::: Data records :::

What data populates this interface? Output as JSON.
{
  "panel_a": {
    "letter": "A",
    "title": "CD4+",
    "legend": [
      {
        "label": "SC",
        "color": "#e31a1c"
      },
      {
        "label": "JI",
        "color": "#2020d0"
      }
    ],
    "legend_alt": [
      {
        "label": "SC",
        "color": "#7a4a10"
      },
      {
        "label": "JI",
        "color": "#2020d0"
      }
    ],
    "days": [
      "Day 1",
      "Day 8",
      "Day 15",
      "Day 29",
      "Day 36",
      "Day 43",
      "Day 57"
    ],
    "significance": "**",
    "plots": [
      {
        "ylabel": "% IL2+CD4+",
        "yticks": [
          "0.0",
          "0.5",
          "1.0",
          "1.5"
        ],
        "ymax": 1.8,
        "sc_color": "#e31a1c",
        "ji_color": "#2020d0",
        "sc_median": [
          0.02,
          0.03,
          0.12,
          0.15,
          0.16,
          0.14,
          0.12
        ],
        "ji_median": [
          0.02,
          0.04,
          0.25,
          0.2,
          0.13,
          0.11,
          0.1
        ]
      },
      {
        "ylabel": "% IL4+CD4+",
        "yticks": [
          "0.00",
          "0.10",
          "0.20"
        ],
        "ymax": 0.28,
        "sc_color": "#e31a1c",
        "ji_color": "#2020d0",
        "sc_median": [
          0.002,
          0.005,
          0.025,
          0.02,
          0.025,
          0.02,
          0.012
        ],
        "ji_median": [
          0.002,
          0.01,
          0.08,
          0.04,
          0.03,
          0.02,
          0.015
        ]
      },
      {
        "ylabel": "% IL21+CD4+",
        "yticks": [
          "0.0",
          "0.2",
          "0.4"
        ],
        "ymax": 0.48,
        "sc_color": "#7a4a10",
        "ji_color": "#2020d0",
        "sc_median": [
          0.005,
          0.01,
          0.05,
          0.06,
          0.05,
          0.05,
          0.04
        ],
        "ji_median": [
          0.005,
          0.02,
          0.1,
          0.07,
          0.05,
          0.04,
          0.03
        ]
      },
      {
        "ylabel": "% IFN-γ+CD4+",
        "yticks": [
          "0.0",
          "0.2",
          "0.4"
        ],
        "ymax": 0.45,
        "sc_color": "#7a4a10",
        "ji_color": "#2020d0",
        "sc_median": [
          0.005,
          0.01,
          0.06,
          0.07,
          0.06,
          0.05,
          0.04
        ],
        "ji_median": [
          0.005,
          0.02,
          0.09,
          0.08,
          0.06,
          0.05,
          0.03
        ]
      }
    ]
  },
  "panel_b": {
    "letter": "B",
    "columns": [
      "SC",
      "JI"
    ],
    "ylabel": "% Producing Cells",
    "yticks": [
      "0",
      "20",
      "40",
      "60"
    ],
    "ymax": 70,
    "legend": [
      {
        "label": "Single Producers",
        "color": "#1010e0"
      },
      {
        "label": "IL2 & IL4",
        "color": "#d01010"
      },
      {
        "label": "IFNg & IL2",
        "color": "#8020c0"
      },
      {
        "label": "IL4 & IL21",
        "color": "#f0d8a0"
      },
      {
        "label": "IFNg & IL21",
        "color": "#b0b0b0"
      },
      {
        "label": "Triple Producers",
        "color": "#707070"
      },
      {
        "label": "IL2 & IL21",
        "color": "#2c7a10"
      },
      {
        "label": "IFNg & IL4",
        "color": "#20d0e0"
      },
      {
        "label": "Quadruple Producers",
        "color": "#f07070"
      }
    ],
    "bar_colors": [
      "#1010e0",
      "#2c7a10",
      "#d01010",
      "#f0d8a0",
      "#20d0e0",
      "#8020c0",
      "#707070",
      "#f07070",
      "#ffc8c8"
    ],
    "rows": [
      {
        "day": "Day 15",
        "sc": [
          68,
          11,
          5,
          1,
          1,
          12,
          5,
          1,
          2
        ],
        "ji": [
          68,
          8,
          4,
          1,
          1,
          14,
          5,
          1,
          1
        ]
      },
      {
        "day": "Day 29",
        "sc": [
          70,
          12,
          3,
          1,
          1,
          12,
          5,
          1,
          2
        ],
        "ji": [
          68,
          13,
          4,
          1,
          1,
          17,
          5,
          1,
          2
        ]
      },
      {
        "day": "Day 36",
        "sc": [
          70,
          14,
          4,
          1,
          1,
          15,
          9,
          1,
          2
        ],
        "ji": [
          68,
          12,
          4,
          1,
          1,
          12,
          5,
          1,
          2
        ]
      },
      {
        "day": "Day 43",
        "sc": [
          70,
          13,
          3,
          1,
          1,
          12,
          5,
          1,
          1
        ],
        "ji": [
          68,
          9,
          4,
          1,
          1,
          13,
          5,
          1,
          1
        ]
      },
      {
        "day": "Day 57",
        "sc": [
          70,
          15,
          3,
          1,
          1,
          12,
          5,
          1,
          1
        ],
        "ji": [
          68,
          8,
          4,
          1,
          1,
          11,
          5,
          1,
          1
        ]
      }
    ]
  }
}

:::

Task goal:
Make an exact copy of the listing shown above.

Response:
What data populates this interface? Output as JSON.
{
  "panel_a": {
    "letter": "A",
    "title": "CD4+",
    "legend": [
      {
        "label": "SC",
        "color": "#e31a1c"
      },
      {
        "label": "JI",
        "color": "#2020d0"
      }
    ],
    "legend_alt": [
      {
        "label": "SC",
        "color": "#7a4a10"
      },
      {
        "label": "JI",
        "color": "#2020d0"
      }
    ],
    "days": [
      "Day 1",
      "Day 8",
      "Day 15",
      "Day 29",
      "Day 36",
      "Day 43",
      "Day 57"
    ],
    "significance": "**",
    "plots": [
      {
        "ylabel": "% IL2+CD4+",
        "yticks": [
          "0.0",
          "0.5",
          "1.0",
          "1.5"
        ],
        "ymax": 1.8,
        "sc_color": "#e31a1c",
        "ji_color": "#2020d0",
        "sc_median": [
          0.02,
          0.03,
          0.12,
          0.15,
          0.16,
          0.14,
          0.12
        ],
        "ji_median": [
          0.02,
          0.04,
          0.25,
          0.2,
          0.13,
          0.11,
          0.1
        ]
      },
      {
        "ylabel": "% IL4+CD4+",
        "yticks": [
          "0.00",
          "0.10",
          "0.20"
        ],
        "ymax": 0.28,
        "sc_color": "#e31a1c",
        "ji_color": "#2020d0",
        "sc_median": [
          0.002,
          0.005,
          0.025,
          0.02,
          0.025,
          0.02,
          0.012
        ],
        "ji_median": [
          0.002,
          0.01,
          0.08,
          0.04,
          0.03,
          0.02,
          0.015
        ]
      },
      {
        "ylabel": "% IL21+CD4+",
        "yticks": [
          "0.0",
          "0.2",
          "0.4"
        ],
        "ymax": 0.48,
        "sc_color": "#7a4a10",
        "ji_color": "#2020d0",
        "sc_median": [
          0.005,
          0.01,
          0.05,
          0.06,
          0.05,
          0.05,
          0.04
        ],
        "ji_median": [
          0.005,
          0.02,
          0.1,
          0.07,
          0.05,
          0.04,
          0.03
        ]
      },
      {
        "ylabel": "% IFN-γ+CD4+",
        "yticks": [
          "0.0",
          "0.2",
          "0.4"
        ],
        "ymax": 0.45,
        "sc_color": "#7a4a10",
        "ji_color": "#2020d0",
        "sc_median": [
          0.005,
          0.01,
          0.06,
          0.07,
          0.06,
          0.05,
          0.04
        ],
        "ji_median": [
          0.005,
          0.02,
          0.09,
          0.08,
          0.06,
          0.05,
          0.03
        ]
      }
    ]
  },
  "panel_b": {
    "letter": "B",
    "columns": [
      "SC",
      "JI"
    ],
    "ylabel": "% Producing Cells",
    "yticks": [
      "0",
      "20",
      "40",
      "60"
    ],
    "ymax": 70,
    "legend": [
      {
        "label": "Single Producers",
        "color": "#1010e0"
      },
      {
        "label": "IL2 & IL4",
        "color": "#d01010"
      },
      {
        "label": "IFNg & IL2",
        "color": "#8020c0"
      },
      {
        "label": "IL4 & IL21",
        "color": "#f0d8a0"
      },
      {
        "label": "IFNg & IL21",
        "color": "#b0b0b0"
      },
      {
        "label": "Triple Producers",
        "color": "#707070"
      },
      {
        "label": "IL2 & IL21",
        "color": "#2c7a10"
      },
      {
        "label": "IFNg & IL4",
        "color": "#20d0e0"
      },
      {
        "label": "Quadruple Producers",
        "color": "#f07070"
      }
    ],
    "bar_colors": [
      "#1010e0",
      "#2c7a10",
      "#d01010",
      "#f0d8a0",
      "#20d0e0",
      "#8020c0",
      "#707070",
      "#f07070",
      "#ffc8c8"
    ],
    "rows": [
      {
        "day": "Day 15",
        "sc": [
          68,
          11,
          5,
          1,
          1,
          12,
          5,
          1,
          2
        ],
        "ji": [
          68,
          8,
          4,
          1,
          1,
          14,
          5,
          1,
          1
        ]
      },
      {
        "day": "Day 29",
        "sc": [
          70,
          12,
          3,
          1,
          1,
          12,
          5,
          1,
          2
        ],
        "ji": [
          68,
          13,
          4,
          1,
          1,
          17,
          5,
          1,
          2
        ]
      },
      {
        "day": "Day 36",
        "sc": [
          70,
          14,
          4,
          1,
          1,
          15,
          9,
          1,
          2
        ],
        "ji": [
          68,
          12,
          4,
          1,
          1,
          12,
          5,
          1,
          2
        ]
      },
      {
        "day": "Day 43",
        "sc": [
          70,
          13,
          3,
          1,
          1,
          12,
          5,
          1,
          1
        ],
        "ji": [
          68,
          9,
          4,
          1,
          1,
          13,
          5,
          1,
          1
        ]
      },
      {
        "day": "Day 57",
        "sc": [
          70,
          15,
          3,
          1,
          1,
          12,
          5,
          1,
          1
        ],
        "ji": [
          68,
          8,
          4,
          1,
          1,
          11,
          5,
          1,
          1
        ]
      }
    ]
  }
}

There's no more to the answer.